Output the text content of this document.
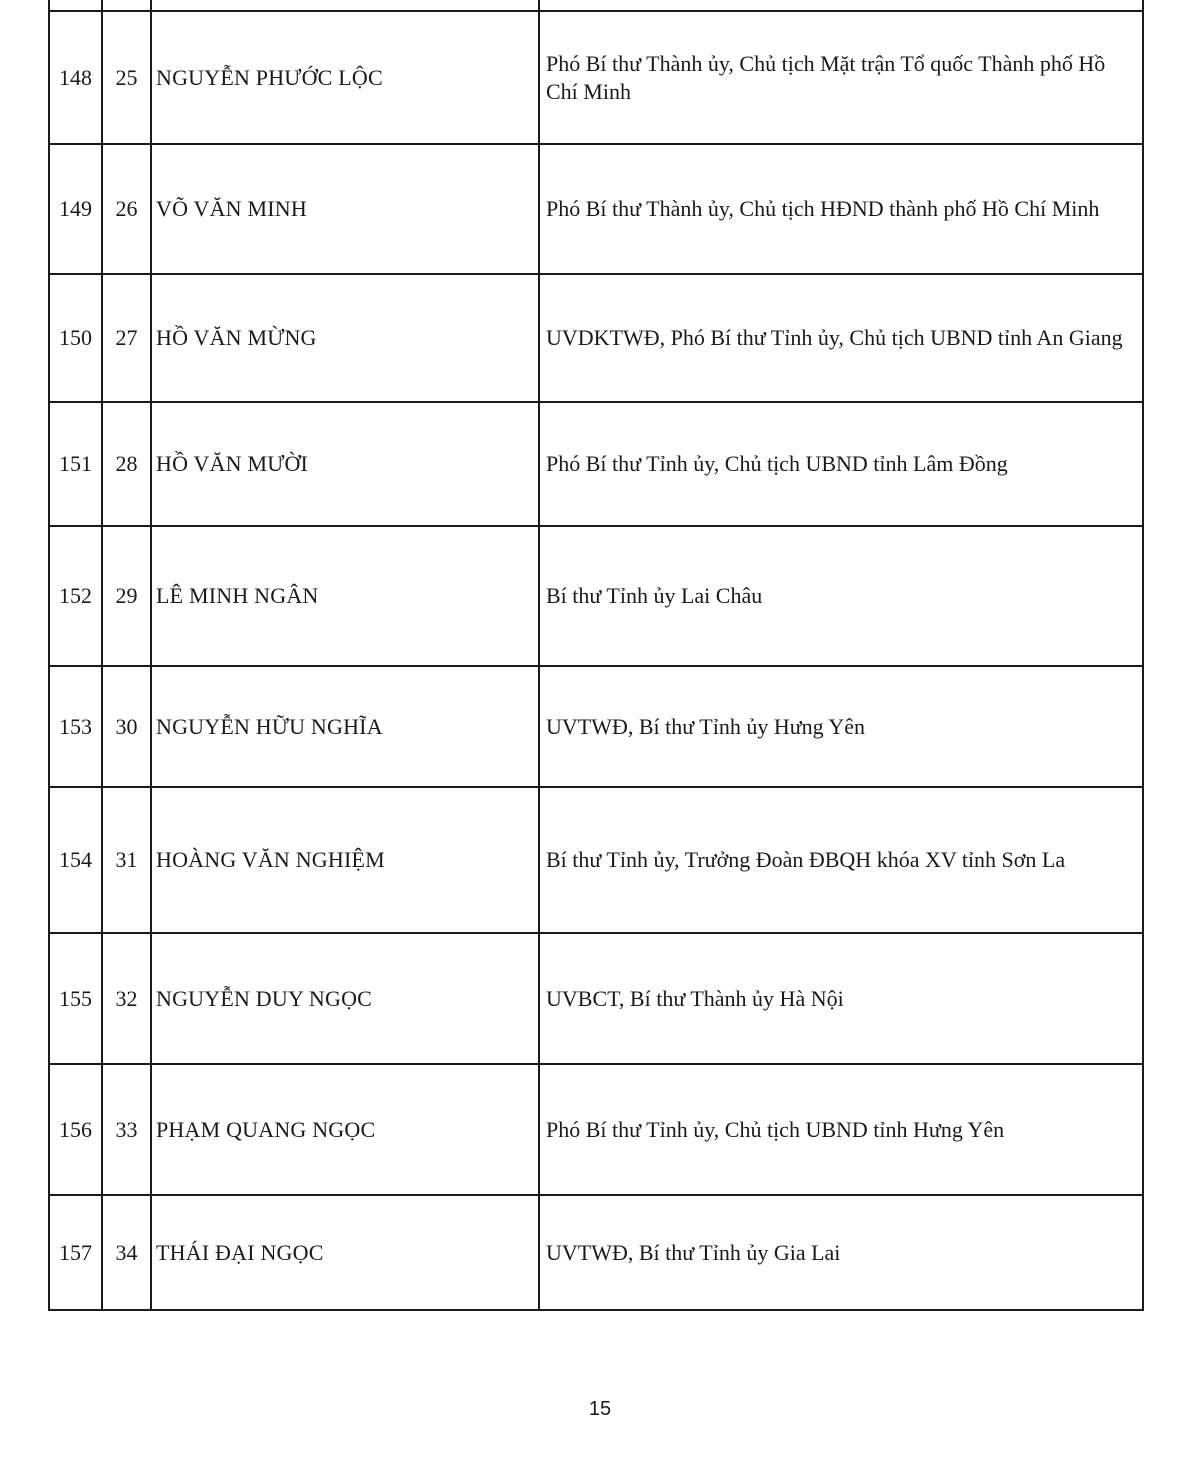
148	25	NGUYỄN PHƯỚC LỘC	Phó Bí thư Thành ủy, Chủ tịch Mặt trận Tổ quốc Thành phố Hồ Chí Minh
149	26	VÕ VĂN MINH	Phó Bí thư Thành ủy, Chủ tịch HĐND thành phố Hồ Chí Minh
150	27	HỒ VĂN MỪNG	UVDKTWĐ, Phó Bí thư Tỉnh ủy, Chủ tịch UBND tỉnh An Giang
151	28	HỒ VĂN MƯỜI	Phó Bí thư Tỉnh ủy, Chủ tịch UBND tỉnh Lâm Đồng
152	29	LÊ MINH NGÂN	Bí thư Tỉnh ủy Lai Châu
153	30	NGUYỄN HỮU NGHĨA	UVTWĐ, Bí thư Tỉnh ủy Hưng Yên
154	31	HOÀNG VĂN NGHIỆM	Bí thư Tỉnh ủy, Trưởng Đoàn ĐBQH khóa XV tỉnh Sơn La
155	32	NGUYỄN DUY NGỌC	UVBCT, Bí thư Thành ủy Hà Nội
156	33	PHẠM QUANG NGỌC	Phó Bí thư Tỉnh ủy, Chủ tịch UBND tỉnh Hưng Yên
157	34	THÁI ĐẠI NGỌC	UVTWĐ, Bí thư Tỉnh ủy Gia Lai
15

---

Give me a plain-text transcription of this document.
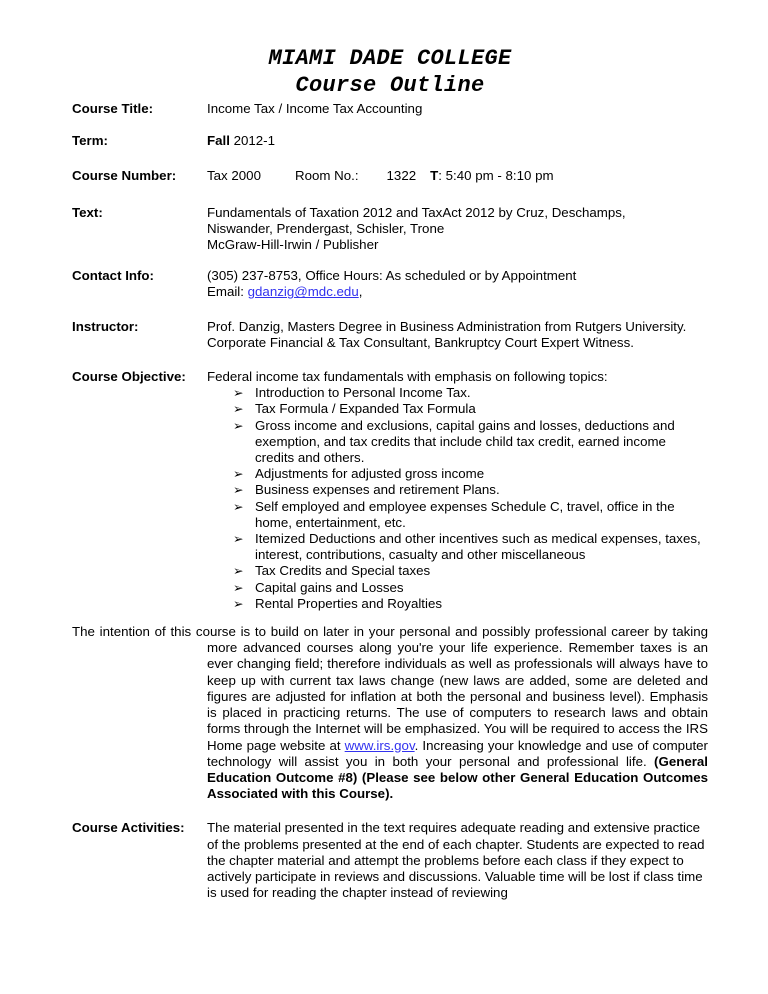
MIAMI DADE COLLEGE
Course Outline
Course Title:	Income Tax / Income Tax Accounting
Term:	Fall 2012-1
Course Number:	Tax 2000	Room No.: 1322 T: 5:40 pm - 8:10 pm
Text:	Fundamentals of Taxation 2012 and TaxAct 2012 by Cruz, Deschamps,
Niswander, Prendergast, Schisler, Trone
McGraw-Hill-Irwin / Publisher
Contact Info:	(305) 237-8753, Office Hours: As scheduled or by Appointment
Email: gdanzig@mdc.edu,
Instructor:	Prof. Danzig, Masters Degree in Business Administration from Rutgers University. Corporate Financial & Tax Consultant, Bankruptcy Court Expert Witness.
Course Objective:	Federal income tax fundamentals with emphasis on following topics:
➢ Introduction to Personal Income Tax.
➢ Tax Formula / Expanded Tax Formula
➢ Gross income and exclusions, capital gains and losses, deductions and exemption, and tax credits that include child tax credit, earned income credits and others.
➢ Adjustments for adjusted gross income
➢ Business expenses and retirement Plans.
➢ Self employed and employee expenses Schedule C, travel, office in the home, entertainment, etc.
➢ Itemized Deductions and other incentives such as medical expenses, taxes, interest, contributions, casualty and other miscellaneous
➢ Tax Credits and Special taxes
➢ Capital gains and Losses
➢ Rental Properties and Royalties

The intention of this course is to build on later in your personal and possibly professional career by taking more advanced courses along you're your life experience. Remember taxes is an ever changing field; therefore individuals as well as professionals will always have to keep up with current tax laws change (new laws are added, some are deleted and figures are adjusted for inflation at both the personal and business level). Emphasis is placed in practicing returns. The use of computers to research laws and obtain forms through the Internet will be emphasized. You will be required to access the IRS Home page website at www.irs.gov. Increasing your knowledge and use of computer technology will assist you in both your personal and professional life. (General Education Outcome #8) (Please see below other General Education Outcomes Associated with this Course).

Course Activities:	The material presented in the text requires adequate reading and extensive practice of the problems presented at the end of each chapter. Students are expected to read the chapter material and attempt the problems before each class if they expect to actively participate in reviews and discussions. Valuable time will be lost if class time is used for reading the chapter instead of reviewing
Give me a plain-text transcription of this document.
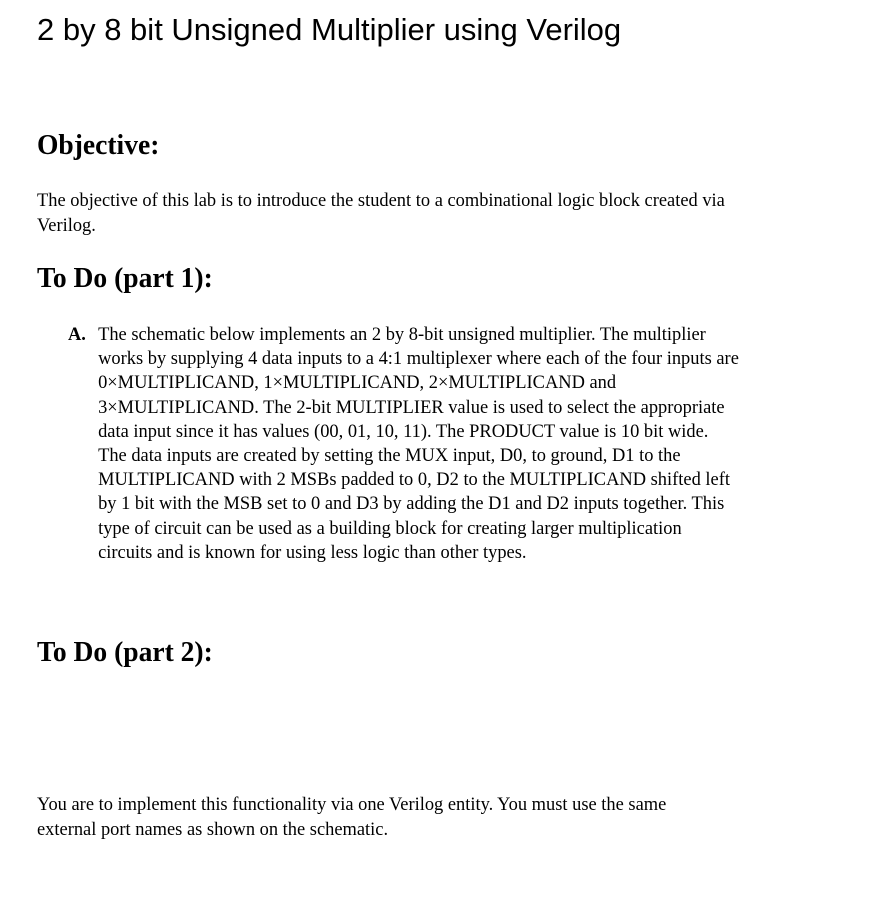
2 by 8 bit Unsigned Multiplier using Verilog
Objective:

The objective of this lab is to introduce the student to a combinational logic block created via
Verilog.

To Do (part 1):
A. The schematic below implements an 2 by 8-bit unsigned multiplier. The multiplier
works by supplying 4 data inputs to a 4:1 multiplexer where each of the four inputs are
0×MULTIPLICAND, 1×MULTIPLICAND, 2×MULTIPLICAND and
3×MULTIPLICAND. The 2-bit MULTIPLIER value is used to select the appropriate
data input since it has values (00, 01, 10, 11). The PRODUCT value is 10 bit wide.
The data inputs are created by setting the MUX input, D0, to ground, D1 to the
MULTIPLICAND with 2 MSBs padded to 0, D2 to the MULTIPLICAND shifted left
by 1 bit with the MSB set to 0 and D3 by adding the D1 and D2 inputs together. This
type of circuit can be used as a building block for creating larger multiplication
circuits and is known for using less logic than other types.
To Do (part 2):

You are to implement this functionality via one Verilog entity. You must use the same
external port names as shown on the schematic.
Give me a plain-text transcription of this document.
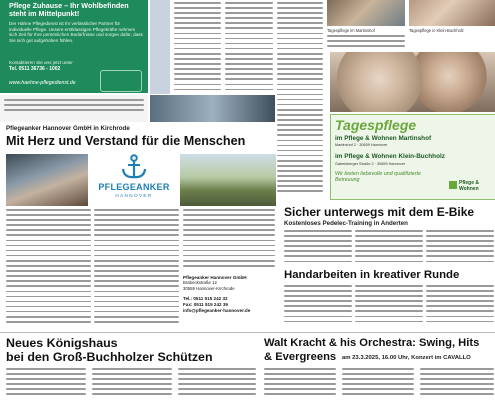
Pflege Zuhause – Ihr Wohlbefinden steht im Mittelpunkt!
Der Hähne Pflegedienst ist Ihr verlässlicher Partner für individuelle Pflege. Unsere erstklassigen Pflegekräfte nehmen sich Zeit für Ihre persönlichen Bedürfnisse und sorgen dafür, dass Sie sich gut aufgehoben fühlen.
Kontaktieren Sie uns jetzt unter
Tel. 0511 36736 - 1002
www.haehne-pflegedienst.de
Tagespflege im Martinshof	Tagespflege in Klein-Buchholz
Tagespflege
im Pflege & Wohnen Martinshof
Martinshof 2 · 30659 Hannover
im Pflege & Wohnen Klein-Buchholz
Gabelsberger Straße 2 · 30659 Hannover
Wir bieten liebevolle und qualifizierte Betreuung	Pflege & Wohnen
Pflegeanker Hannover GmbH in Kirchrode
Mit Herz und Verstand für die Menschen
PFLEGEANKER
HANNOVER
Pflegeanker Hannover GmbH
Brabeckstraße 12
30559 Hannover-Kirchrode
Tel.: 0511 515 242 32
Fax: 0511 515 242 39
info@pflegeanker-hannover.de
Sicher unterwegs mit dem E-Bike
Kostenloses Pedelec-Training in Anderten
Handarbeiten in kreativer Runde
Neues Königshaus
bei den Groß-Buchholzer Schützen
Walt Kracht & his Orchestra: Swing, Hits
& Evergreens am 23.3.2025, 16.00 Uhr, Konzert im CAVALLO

--

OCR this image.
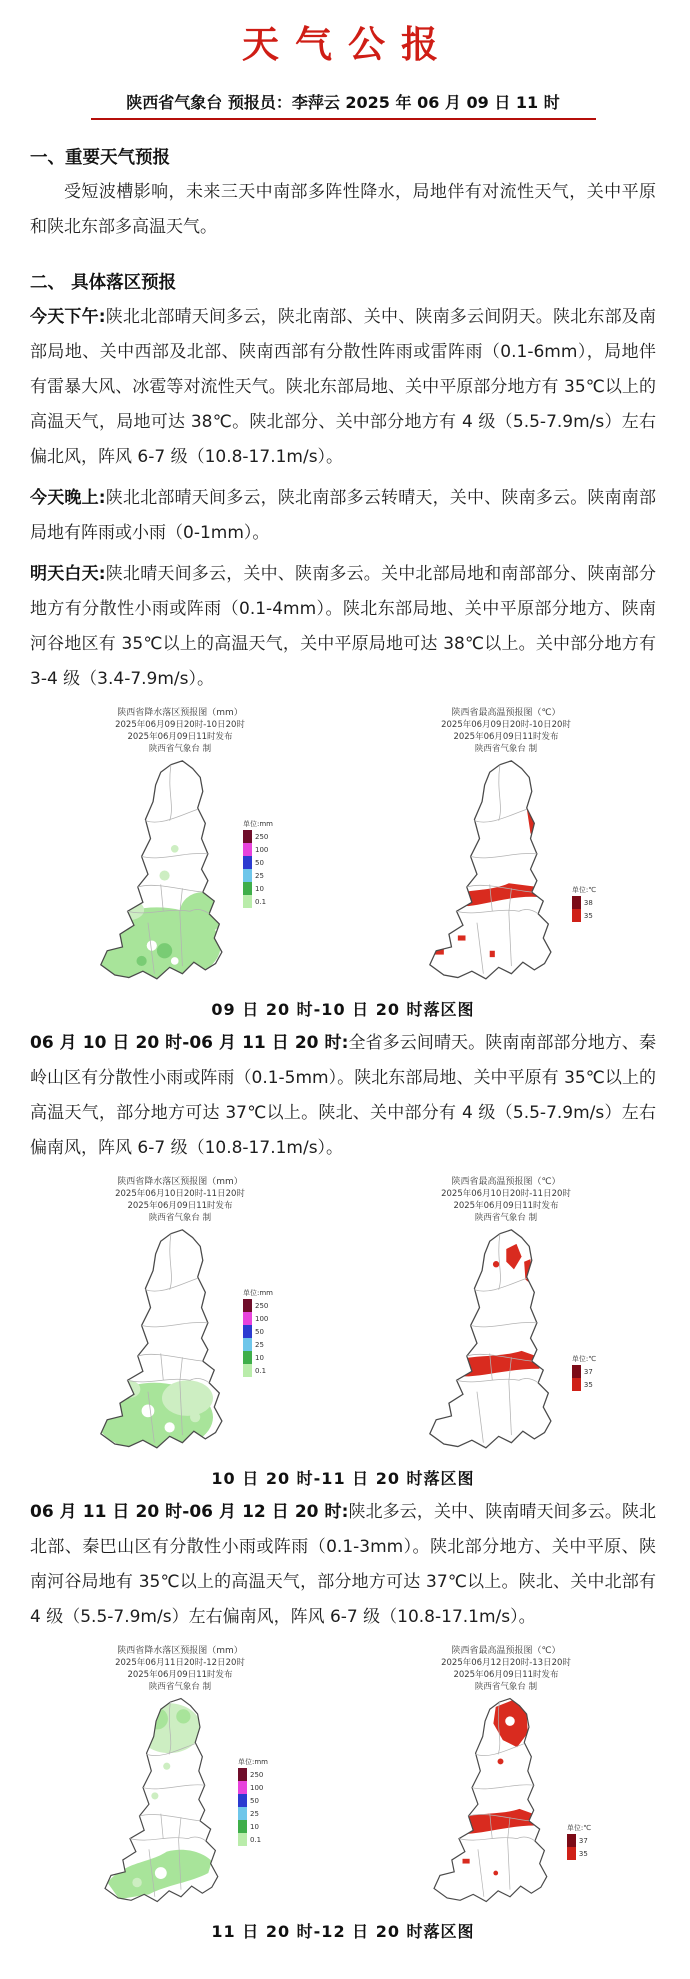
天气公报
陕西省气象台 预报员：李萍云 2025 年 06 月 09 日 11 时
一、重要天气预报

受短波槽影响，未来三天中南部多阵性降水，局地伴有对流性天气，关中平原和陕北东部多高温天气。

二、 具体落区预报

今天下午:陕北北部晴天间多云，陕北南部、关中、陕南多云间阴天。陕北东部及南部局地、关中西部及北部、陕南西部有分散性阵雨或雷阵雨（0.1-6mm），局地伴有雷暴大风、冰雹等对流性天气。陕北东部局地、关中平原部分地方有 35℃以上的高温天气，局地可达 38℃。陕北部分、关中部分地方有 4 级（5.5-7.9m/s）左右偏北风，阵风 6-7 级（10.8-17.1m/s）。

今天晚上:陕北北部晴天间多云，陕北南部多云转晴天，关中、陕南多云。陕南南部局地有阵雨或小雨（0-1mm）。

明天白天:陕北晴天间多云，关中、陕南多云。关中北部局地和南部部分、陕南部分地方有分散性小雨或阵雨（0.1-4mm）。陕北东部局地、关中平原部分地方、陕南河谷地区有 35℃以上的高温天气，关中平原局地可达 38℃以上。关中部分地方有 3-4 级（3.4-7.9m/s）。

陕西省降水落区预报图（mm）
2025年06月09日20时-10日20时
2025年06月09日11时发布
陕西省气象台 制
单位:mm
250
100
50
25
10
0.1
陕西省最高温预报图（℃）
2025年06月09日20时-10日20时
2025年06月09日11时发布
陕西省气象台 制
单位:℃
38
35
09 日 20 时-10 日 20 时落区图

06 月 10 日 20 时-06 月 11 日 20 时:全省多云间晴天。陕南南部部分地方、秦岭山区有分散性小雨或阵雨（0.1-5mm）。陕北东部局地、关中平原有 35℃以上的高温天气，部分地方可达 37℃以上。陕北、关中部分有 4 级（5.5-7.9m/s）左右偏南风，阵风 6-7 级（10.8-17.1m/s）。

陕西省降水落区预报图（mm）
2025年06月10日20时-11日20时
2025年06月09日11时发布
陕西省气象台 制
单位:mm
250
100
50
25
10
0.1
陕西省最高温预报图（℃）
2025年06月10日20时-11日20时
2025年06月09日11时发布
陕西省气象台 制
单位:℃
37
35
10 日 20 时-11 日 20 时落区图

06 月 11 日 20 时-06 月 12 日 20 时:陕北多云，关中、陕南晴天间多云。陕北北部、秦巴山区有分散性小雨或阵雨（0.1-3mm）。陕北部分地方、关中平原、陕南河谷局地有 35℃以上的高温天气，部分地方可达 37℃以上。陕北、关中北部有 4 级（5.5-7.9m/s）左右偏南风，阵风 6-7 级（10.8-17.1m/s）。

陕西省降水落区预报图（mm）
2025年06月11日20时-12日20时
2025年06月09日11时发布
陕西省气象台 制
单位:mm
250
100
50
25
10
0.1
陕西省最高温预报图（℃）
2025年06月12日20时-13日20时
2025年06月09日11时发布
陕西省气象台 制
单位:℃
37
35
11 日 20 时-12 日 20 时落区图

Directive
State the number of lines in the data that include the string "gains", and add nothing else.

Exercise response
2